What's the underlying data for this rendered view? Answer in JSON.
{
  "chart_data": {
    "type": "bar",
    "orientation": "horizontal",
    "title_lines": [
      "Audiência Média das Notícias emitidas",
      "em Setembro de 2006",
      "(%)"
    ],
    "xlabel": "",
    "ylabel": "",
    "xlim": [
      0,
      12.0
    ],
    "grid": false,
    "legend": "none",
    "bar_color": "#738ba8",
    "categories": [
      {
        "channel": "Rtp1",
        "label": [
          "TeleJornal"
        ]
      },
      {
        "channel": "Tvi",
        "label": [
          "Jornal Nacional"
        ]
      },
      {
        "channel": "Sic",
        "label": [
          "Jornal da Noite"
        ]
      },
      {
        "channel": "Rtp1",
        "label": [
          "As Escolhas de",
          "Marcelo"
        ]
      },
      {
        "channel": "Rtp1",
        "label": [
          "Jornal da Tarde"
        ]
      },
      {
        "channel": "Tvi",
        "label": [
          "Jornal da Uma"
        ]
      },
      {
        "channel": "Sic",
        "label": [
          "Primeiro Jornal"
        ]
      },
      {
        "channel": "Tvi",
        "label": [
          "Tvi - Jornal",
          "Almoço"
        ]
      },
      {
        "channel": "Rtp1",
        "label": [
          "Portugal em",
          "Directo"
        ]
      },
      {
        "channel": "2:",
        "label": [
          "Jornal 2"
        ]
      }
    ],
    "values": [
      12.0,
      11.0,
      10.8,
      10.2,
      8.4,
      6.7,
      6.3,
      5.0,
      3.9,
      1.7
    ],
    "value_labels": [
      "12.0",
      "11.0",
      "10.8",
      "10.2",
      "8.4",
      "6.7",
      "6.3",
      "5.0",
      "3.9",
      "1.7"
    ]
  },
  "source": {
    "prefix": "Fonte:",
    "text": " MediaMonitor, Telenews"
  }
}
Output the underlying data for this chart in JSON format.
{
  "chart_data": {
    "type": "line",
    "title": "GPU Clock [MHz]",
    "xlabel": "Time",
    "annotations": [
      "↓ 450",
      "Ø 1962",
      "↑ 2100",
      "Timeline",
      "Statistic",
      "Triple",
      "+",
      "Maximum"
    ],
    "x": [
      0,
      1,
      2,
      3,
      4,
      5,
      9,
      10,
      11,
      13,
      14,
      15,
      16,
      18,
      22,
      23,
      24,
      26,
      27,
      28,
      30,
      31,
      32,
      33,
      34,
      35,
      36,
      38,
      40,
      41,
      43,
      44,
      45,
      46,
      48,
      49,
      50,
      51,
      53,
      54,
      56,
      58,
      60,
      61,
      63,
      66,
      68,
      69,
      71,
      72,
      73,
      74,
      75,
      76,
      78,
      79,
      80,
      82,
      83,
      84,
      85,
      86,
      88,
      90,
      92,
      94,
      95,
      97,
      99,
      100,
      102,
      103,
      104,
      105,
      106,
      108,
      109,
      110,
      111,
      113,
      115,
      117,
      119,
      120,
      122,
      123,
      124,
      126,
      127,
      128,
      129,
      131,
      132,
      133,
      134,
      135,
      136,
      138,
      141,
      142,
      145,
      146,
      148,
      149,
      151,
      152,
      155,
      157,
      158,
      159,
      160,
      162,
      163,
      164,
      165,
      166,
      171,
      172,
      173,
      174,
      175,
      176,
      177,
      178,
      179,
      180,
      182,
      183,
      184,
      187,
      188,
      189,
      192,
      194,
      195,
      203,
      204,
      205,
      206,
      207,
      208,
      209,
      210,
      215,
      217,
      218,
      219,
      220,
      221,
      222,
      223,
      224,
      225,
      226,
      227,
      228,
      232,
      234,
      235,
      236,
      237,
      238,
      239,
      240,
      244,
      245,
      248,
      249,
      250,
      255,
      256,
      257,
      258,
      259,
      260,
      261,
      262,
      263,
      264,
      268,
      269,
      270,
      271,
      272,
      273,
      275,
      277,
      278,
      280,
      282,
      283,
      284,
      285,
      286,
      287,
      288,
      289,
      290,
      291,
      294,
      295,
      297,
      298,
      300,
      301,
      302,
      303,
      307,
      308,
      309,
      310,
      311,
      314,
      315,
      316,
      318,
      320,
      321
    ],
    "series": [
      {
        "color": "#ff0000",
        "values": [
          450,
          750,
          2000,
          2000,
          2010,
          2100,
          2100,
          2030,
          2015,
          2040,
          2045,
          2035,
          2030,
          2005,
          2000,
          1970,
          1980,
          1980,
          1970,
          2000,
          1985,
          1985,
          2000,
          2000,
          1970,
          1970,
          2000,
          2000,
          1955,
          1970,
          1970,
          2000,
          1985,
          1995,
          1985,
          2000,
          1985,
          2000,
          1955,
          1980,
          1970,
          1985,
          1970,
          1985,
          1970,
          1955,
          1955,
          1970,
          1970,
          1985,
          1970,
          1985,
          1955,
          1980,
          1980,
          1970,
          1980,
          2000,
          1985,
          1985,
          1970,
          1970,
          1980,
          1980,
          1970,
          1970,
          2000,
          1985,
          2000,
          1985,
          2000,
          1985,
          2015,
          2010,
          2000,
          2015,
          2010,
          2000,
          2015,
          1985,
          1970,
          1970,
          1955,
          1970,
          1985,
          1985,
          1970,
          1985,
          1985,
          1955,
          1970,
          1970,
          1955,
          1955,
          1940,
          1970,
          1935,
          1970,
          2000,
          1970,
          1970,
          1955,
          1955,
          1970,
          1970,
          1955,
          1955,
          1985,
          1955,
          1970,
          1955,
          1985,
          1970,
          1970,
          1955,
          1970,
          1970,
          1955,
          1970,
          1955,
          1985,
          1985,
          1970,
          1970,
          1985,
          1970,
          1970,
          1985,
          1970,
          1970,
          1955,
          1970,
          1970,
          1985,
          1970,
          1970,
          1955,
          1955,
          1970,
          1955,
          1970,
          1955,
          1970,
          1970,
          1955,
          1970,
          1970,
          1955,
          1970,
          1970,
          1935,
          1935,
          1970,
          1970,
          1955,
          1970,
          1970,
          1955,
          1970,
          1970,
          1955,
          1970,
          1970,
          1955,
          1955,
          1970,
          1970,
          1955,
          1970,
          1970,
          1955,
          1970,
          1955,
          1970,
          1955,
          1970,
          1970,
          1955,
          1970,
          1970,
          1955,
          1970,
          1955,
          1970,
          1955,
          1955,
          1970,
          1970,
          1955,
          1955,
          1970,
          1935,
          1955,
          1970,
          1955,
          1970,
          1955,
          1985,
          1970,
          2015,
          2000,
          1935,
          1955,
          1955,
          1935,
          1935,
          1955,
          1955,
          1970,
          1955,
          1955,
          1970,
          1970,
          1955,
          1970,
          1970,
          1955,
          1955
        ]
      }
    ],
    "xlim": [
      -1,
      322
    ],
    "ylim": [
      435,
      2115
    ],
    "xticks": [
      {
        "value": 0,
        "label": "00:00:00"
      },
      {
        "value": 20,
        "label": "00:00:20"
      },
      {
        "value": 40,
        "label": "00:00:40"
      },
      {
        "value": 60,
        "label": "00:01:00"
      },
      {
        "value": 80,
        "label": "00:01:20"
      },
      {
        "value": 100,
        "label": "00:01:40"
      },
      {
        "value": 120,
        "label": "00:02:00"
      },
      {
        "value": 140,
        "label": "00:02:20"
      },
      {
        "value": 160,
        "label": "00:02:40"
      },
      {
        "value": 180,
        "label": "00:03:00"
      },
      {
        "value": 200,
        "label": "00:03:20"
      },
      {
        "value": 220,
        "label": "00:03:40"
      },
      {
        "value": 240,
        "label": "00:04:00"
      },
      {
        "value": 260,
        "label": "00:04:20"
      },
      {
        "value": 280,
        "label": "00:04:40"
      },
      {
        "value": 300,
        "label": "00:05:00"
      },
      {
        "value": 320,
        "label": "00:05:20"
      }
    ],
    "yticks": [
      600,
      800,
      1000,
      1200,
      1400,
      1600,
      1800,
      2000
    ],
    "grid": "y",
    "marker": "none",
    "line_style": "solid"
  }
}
------------------------------------
**SHORT EXERCISE:** Search the listing above for the string "this". Copy every line that contains it.

**OUTPUT OF THE TASK:**
What's the underlying data for this rendered view? Answer in JSON.
Output the underlying data for this chart in JSON format.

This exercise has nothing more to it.